## DATA ROWS
## START
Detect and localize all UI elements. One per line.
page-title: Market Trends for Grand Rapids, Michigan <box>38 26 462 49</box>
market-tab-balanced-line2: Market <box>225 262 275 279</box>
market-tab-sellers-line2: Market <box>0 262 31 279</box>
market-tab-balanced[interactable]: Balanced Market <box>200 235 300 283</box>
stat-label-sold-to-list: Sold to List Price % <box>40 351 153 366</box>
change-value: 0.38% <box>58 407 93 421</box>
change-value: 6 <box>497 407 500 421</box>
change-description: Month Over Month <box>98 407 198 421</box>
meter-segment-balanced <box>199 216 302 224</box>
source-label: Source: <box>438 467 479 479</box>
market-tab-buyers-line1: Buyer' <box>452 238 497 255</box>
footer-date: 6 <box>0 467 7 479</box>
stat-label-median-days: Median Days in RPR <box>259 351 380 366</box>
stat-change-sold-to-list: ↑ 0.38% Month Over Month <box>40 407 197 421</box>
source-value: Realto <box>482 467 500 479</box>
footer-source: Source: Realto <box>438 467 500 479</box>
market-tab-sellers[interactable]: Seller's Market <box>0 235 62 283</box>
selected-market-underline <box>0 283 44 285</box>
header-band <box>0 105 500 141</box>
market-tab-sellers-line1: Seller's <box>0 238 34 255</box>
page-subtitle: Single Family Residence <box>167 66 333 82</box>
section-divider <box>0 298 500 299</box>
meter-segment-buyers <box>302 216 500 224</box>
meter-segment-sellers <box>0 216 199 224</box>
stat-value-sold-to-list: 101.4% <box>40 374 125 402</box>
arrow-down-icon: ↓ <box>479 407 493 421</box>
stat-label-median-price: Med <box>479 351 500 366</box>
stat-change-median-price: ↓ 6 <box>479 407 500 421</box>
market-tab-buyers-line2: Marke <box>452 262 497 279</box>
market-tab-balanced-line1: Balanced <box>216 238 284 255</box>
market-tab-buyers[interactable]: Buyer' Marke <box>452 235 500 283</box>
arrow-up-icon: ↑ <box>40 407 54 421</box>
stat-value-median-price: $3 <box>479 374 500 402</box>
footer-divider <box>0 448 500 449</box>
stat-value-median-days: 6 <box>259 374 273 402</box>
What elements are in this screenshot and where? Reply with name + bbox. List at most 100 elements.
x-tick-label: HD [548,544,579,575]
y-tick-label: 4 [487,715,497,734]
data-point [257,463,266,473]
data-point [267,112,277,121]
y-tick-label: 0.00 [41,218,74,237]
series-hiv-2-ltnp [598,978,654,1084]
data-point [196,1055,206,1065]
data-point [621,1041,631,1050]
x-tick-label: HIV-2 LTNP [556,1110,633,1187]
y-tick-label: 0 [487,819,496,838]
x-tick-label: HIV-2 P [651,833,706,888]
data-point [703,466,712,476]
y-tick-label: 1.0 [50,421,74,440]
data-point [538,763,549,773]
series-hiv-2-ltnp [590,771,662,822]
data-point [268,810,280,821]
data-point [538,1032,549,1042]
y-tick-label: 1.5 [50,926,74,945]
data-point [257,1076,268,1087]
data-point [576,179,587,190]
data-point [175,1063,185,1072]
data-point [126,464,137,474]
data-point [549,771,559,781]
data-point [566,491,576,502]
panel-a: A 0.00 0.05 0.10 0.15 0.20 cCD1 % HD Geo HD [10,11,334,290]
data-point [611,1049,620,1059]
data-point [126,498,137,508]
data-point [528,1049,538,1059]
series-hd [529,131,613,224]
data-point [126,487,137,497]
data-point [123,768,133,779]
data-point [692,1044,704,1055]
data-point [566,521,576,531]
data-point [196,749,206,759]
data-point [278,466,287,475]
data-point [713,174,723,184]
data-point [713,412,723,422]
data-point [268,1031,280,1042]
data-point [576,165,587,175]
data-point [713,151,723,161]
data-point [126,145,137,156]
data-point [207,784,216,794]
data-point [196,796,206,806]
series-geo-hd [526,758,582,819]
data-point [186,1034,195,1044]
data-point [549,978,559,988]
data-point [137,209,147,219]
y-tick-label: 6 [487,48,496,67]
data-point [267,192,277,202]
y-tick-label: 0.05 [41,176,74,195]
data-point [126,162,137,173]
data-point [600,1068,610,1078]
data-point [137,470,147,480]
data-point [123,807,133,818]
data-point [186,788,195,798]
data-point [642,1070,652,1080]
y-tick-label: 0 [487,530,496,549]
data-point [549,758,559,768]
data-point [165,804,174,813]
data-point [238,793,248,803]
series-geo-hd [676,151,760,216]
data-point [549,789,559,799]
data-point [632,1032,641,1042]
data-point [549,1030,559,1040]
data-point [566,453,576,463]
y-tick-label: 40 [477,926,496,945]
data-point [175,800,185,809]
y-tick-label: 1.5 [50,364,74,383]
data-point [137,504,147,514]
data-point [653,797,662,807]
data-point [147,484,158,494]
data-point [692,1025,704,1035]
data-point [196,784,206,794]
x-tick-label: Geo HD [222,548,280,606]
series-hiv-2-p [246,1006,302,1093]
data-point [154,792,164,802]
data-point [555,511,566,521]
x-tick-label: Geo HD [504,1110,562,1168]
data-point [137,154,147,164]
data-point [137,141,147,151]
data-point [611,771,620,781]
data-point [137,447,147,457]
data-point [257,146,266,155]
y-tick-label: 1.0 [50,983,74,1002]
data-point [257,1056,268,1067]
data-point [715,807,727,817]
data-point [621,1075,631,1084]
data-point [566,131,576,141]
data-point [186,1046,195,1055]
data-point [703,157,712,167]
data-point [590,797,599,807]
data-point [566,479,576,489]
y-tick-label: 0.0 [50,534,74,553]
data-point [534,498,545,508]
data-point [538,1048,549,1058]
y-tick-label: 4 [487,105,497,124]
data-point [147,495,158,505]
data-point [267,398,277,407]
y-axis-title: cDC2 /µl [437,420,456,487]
## END
## BRIEF
Can you reproduce the listing above with each "data-point" switched to "marker" and nothing else changed?

## OUTPUT FOR THIS EXERCISE
Detect and localize all UI elements. One per line.
page-title: Market Trends for Grand Rapids, Michigan <box>38 26 462 49</box>
market-tab-balanced-line2: Market <box>225 262 275 279</box>
market-tab-sellers-line2: Market <box>0 262 31 279</box>
market-tab-balanced[interactable]: Balanced Market <box>200 235 300 283</box>
stat-label-sold-to-list: Sold to List Price % <box>40 351 153 366</box>
change-value: 0.38% <box>58 407 93 421</box>
change-value: 6 <box>497 407 500 421</box>
change-description: Month Over Month <box>98 407 198 421</box>
meter-segment-balanced <box>199 216 302 224</box>
source-label: Source: <box>438 467 479 479</box>
market-tab-buyers-line1: Buyer' <box>452 238 497 255</box>
footer-date: 6 <box>0 467 7 479</box>
stat-label-median-days: Median Days in RPR <box>259 351 380 366</box>
stat-change-sold-to-list: ↑ 0.38% Month Over Month <box>40 407 197 421</box>
source-value: Realto <box>482 467 500 479</box>
footer-source: Source: Realto <box>438 467 500 479</box>
market-tab-sellers[interactable]: Seller's Market <box>0 235 62 283</box>
selected-market-underline <box>0 283 44 285</box>
header-band <box>0 105 500 141</box>
market-tab-sellers-line1: Seller's <box>0 238 34 255</box>
page-subtitle: Single Family Residence <box>167 66 333 82</box>
section-divider <box>0 298 500 299</box>
meter-segment-buyers <box>302 216 500 224</box>
meter-segment-sellers <box>0 216 199 224</box>
stat-value-sold-to-list: 101.4% <box>40 374 125 402</box>
arrow-down-icon: ↓ <box>479 407 493 421</box>
stat-label-median-price: Med <box>479 351 500 366</box>
stat-change-median-price: ↓ 6 <box>479 407 500 421</box>
market-tab-buyers-line2: Marke <box>452 262 497 279</box>
market-tab-balanced-line1: Balanced <box>216 238 284 255</box>
market-tab-buyers[interactable]: Buyer' Marke <box>452 235 500 283</box>
arrow-up-icon: ↑ <box>40 407 54 421</box>
stat-value-median-price: $3 <box>479 374 500 402</box>
footer-divider <box>0 448 500 449</box>
stat-value-median-days: 6 <box>259 374 273 402</box>
What elements are in this screenshot and where? Reply with name + bbox. List at most 100 elements.
x-tick-label: HD [548,544,579,575]
y-tick-label: 4 [487,715,497,734]
marker [257,463,266,473]
marker [267,112,277,121]
y-tick-label: 0.00 [41,218,74,237]
series-hiv-2-ltnp [598,978,654,1084]
marker [196,1055,206,1065]
marker [621,1041,631,1050]
x-tick-label: HIV-2 LTNP [556,1110,633,1187]
y-tick-label: 0 [487,819,496,838]
x-tick-label: HIV-2 P [651,833,706,888]
marker [703,466,712,476]
y-tick-label: 1.0 [50,421,74,440]
marker [538,763,549,773]
series-hiv-2-ltnp [590,771,662,822]
marker [268,810,280,821]
marker [538,1032,549,1042]
y-tick-label: 1.5 [50,926,74,945]
marker [257,1076,268,1087]
marker [576,179,587,190]
marker [175,1063,185,1072]
marker [126,464,137,474]
marker [549,771,559,781]
marker [566,491,576,502]
panel-a: A 0.00 0.05 0.10 0.15 0.20 cCD1 % HD Geo HD [10,11,334,290]
marker [611,1049,620,1059]
marker [126,498,137,508]
marker [528,1049,538,1059]
series-hd [529,131,613,224]
marker [126,487,137,497]
marker [123,768,133,779]
marker [692,1044,704,1055]
marker [566,521,576,531]
marker [196,749,206,759]
marker [278,466,287,475]
marker [713,174,723,184]
marker [713,412,723,422]
marker [268,1031,280,1042]
marker [576,165,587,175]
marker [713,151,723,161]
marker [126,145,137,156]
marker [207,784,216,794]
marker [196,796,206,806]
series-geo-hd [526,758,582,819]
marker [186,1034,195,1044]
marker [549,978,559,988]
marker [137,209,147,219]
y-tick-label: 6 [487,48,496,67]
marker [267,192,277,202]
y-tick-label: 0.05 [41,176,74,195]
marker [126,162,137,173]
marker [600,1068,610,1078]
marker [137,470,147,480]
marker [123,807,133,818]
marker [186,788,195,798]
marker [642,1070,652,1080]
y-tick-label: 0 [487,530,496,549]
marker [549,758,559,768]
marker [165,804,174,813]
marker [238,793,248,803]
series-geo-hd [676,151,760,216]
marker [549,789,559,799]
marker [632,1032,641,1042]
marker [549,1030,559,1040]
marker [566,453,576,463]
y-tick-label: 40 [477,926,496,945]
marker [175,800,185,809]
y-tick-label: 1.5 [50,364,74,383]
marker [137,504,147,514]
marker [653,797,662,807]
marker [147,484,158,494]
marker [692,1025,704,1035]
marker [196,784,206,794]
x-tick-label: Geo HD [222,548,280,606]
series-hiv-2-p [246,1006,302,1093]
marker [154,792,164,802]
marker [555,511,566,521]
x-tick-label: Geo HD [504,1110,562,1168]
marker [137,154,147,164]
marker [137,141,147,151]
marker [611,771,620,781]
marker [137,447,147,457]
marker [257,146,266,155]
y-tick-label: 1.0 [50,983,74,1002]
marker [257,1056,268,1067]
marker [715,807,727,817]
marker [621,1075,631,1084]
marker [566,131,576,141]
marker [186,1046,195,1055]
marker [703,157,712,167]
marker [590,797,599,807]
marker [566,479,576,489]
y-tick-label: 0.0 [50,534,74,553]
marker [534,498,545,508]
marker [538,1048,549,1058]
y-tick-label: 4 [487,105,497,124]
marker [147,495,158,505]
marker [267,398,277,407]
y-axis-title: cDC2 /µl [437,420,456,487]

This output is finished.